*The task:* Count every line that includes the string "document" in the entries that follow. Nothing besides the number is needed.

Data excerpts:
========

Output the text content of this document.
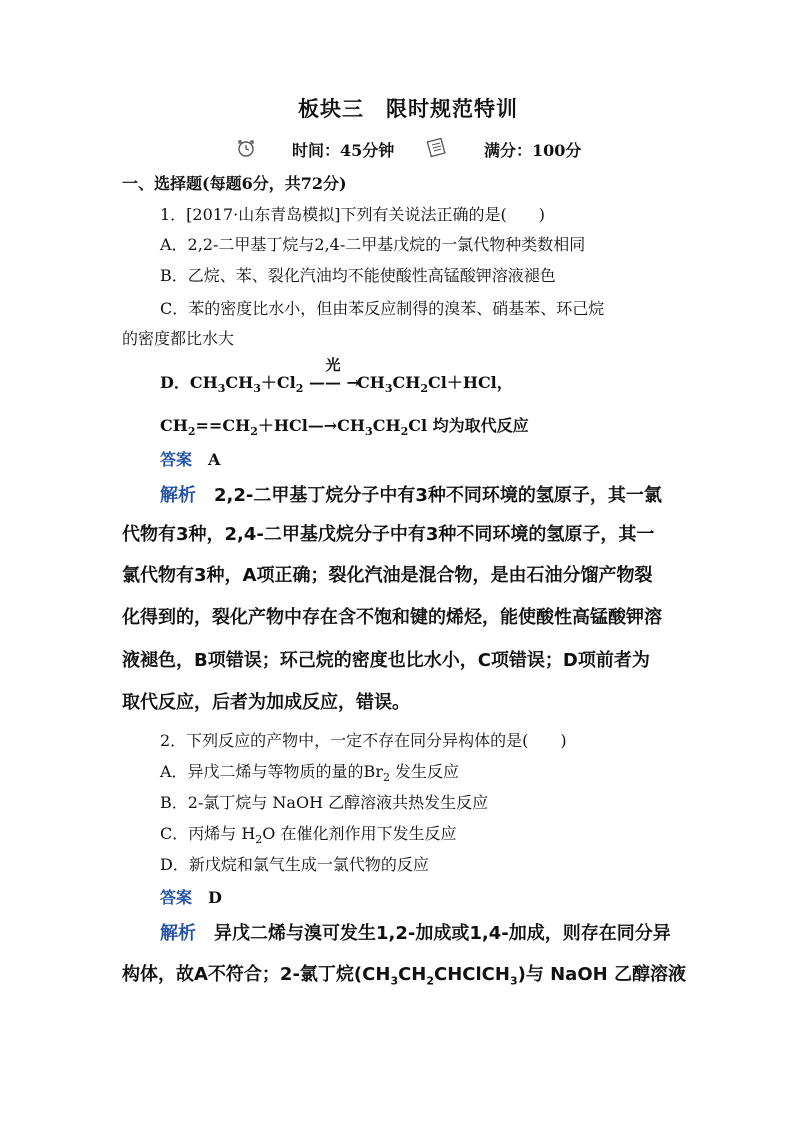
板块三　限时规范特训
时间：45分钟	满分：100分
一、选择题(每题6分，共72分)
1．[2017·山东青岛模拟]下列有关说法正确的是(　　)
A．2,2-二甲基丁烷与2,4-二甲基戊烷的一氯代物种类数相同
B．乙烷、苯、裂化汽油均不能使酸性高锰酸钾溶液褪色
C．苯的密度比水小，但由苯反应制得的溴苯、硝基苯、环己烷
的密度都比水大
D．$CH_3CH_3+Cl_2$
光
—— $\to CH_3CH_2Cl+HCl$，
$CH_2==CH_2+HCl—\to CH_3CH_2Cl$ 均为取代反应
答案　 A
解析　 2,2-二甲基丁烷分子中有3种不同环境的氢原子，其一氯
代物有3种，2,4-二甲基戊烷分子中有3种不同环境的氢原子，其一
氯代物有3种，A项正确；裂化汽油是混合物，是由石油分馏产物裂
化得到的，裂化产物中存在含不饱和键的烯烃，能使酸性高锰酸钾溶
液褪色，B项错误；环己烷的密度也比水小，C项错误；D项前者为
取代反应，后者为加成反应，错误。
2．下列反应的产物中，一定不存在同分异构体的是(　　)
A．异戊二烯与等物质的量的$Br_2$ 发生反应
B．2-氯丁烷与 NaOH 乙醇溶液共热发生反应
C．丙烯与 $H_2O$ 在催化剂作用下发生反应
D．新戊烷和氯气生成一氯代物的反应
答案　 D
解析　 异戊二烯与溴可发生1,2-加成或1,4-加成，则存在同分异
构体，故A不符合；2-氯丁烷$(CH_3CH_2CHClCH_3)$与 NaOH 乙醇溶液
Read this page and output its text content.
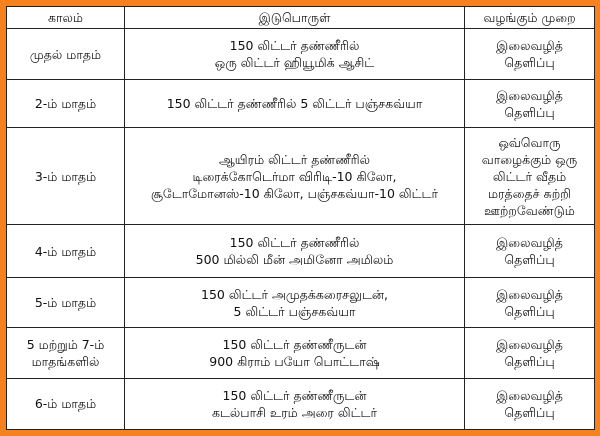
காலம்	இடுபொருள்	வழங்கும் முறை

முதல் மாதம்	150 லிட்டர் தண்ணீரில்
ஒரு லிட்டர் ஹியூமிக் ஆசிட்	இலைவழித்
தெளிப்பு

2-ம் மாதம்	150 லிட்டர் தண்ணீரில் 5 லிட்டர் பஞ்சகவ்யா	இலைவழித்
தெளிப்பு

3-ம் மாதம்	ஆயிரம் லிட்டர் தண்ணீரில்
டிரைக்கோடெர்மா விரிடி-10 கிலோ,
சூடோமோனஸ்-10 கிலோ, பஞ்சகவ்யா-10 லிட்டர்	ஒவ்வொரு
வாழைக்கும் ஒரு
லிட்டர் வீதம்
மரத்தைச் சுற்றி
ஊற்றவேண்டும்

4-ம் மாதம்	150 லிட்டர் தண்ணீரில்
500 மில்லி மீன் அமினோ அமிலம்	இலைவழித்
தெளிப்பு

5-ம் மாதம்	150 லிட்டர் அமுதக்கரைசலுடன்,
5 லிட்டர் பஞ்சகவ்யா	இலைவழித்
தெளிப்பு

5 மற்றும் 7-ம்
மாதங்களில்	150 லிட்டர் தண்ணீருடன்
900 கிராம் பயோ பொட்டாஷ்	இலைவழித்
தெளிப்பு

6-ம் மாதம்	150 லிட்டர் தண்ணீருடன்
கடல்பாசி உரம் அரை லிட்டர்	இலைவழித்
தெளிப்பு
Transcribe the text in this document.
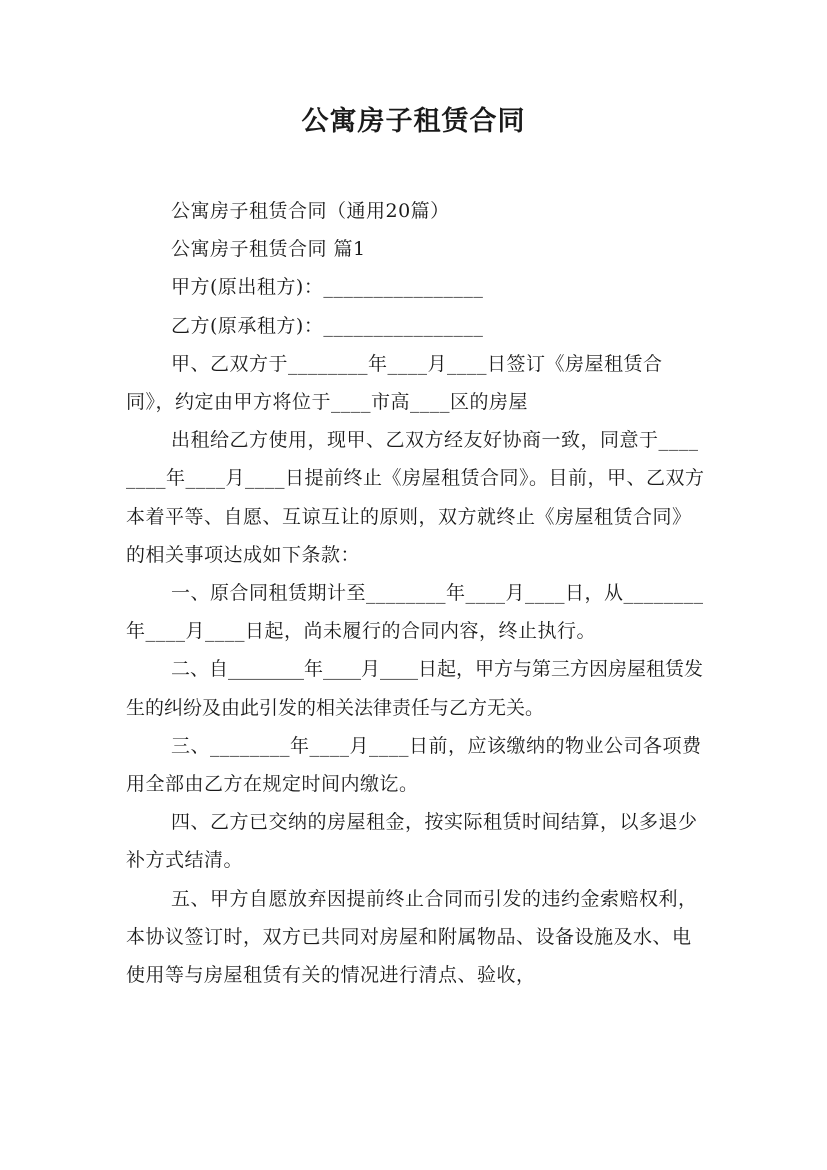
公寓房子租赁合同

公寓房子租赁合同（通用20篇）

公寓房子租赁合同 篇1

甲方(原出租方)：________________

乙方(原承租方)：________________

甲、乙双方于________年____月____日签订《房屋租赁合同》，约定由甲方将位于____市高____区的房屋

出租给乙方使用，现甲、乙双方经友好协商一致，同意于________年____月____日提前终止《房屋租赁合同》。目前，甲、乙双方本着平等、自愿、互谅互让的原则，双方就终止《房屋租赁合同》的相关事项达成如下条款：

一、原合同租赁期计至________年____月____日，从________年____月____日起，尚未履行的合同内容，终止执行。

二、自________年____月____日起，甲方与第三方因房屋租赁发生的纠纷及由此引发的相关法律责任与乙方无关。

三、________年____月____日前，应该缴纳的物业公司各项费用全部由乙方在规定时间内缴讫。

四、乙方已交纳的房屋租金，按实际租赁时间结算，以多退少补方式结清。

五、甲方自愿放弃因提前终止合同而引发的违约金索赔权利，本协议签订时，双方已共同对房屋和附属物品、设备设施及水、电使用等与房屋租赁有关的情况进行清点、验收，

========

*Answer in full:* 2